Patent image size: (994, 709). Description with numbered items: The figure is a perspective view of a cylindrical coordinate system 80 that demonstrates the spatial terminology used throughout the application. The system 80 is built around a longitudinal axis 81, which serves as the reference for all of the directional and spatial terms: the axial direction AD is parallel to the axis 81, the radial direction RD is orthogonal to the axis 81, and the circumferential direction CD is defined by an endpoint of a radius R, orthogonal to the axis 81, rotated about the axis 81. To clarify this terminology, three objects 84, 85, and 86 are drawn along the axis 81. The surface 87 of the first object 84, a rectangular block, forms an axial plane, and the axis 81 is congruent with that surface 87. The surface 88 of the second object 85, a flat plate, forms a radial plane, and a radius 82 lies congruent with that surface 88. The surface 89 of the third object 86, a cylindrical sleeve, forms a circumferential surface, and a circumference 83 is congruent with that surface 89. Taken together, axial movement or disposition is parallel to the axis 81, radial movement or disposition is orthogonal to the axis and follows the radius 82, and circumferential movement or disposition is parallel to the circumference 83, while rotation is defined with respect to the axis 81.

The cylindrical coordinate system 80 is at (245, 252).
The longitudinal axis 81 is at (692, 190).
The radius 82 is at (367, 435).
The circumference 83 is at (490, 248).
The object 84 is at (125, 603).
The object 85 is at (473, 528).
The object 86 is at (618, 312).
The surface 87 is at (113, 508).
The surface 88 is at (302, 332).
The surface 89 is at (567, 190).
----------------------------------------
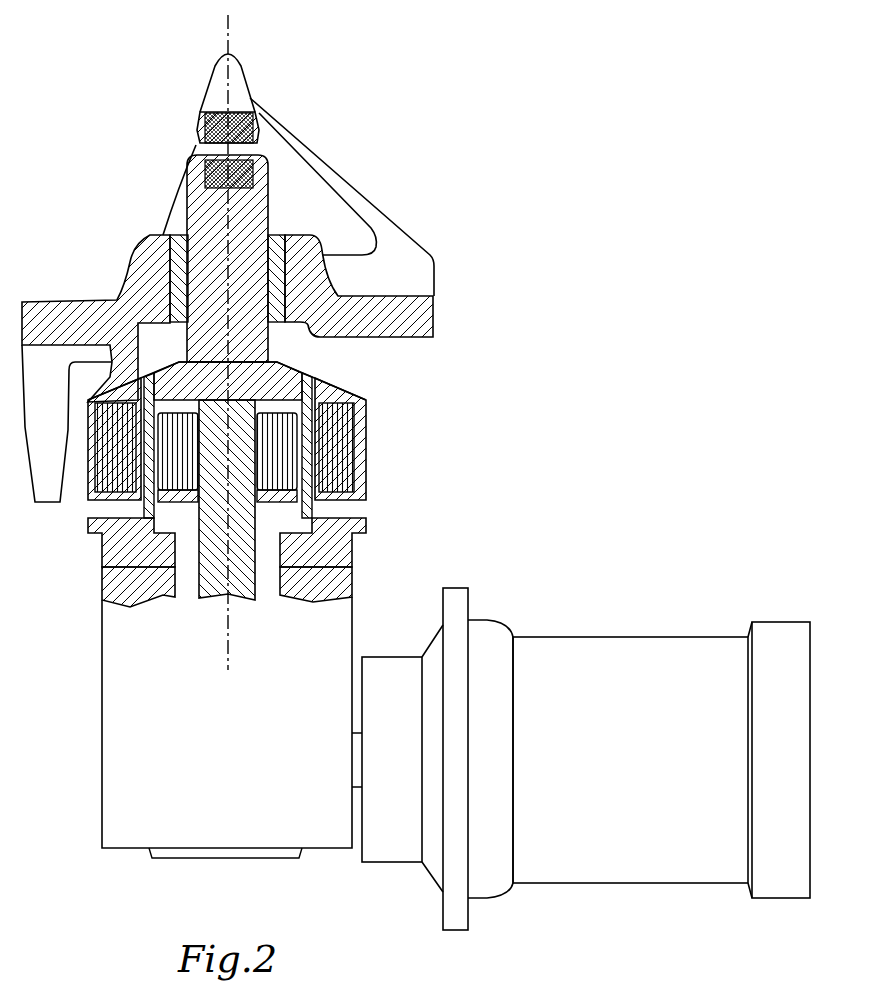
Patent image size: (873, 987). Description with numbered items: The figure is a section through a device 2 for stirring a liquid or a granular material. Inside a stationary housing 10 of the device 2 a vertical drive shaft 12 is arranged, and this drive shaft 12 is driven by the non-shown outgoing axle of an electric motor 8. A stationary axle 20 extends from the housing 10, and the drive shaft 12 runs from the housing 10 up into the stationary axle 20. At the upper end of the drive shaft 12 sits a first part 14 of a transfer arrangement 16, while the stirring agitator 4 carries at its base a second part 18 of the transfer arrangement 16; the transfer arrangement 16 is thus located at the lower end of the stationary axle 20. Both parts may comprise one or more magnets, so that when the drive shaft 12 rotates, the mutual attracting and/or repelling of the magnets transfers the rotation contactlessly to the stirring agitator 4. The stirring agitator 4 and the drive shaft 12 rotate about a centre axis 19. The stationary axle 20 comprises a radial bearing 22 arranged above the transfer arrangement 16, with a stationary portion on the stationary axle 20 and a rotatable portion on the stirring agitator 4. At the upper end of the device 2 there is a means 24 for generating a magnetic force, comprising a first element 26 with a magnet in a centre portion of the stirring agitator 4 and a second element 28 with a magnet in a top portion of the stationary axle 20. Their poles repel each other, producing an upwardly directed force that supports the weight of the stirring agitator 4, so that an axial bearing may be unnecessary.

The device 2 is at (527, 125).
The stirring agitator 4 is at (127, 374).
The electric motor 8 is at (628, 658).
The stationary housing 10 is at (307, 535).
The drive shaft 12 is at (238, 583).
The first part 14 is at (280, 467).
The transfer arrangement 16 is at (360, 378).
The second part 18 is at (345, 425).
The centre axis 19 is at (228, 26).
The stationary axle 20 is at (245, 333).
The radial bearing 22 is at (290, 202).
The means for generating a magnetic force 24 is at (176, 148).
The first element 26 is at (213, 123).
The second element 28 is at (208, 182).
----------------------------------------
▸ **Exercise directions**: Return every line of the data that contains the string "means".

▸ **Exercise solution**:
Patent image size: (873, 987). Description with numbered items: The figure is a section through a device 2 for stirring a liquid or a granular material. Inside a stationary housing 10 of the device 2 a vertical drive shaft 12 is arranged, and this drive shaft 12 is driven by the non-shown outgoing axle of an electric motor 8. A stationary axle 20 extends from the housing 10, and the drive shaft 12 runs from the housing 10 up into the stationary axle 20. At the upper end of the drive shaft 12 sits a first part 14 of a transfer arrangement 16, while the stirring agitator 4 carries at its base a second part 18 of the transfer arrangement 16; the transfer arrangement 16 is thus located at the lower end of the stationary axle 20. Both parts may comprise one or more magnets, so that when the drive shaft 12 rotates, the mutual attracting and/or repelling of the magnets transfers the rotation contactlessly to the stirring agitator 4. The stirring agitator 4 and the drive shaft 12 rotate about a centre axis 19. The stationary axle 20 comprises a radial bearing 22 arranged above the transfer arrangement 16, with a stationary portion on the stationary axle 20 and a rotatable portion on the stirring agitator 4. At the upper end of the device 2 there is a means 24 for generating a magnetic force, comprising a first element 26 with a magnet in a centre portion of the stirring agitator 4 and a second element 28 with a magnet in a top portion of the stationary axle 20. Their poles repel each other, producing an upwardly directed force that supports the weight of the stirring agitator 4, so that an axial bearing may be unnecessary.
The means for generating a magnetic force 24 is at (176, 148).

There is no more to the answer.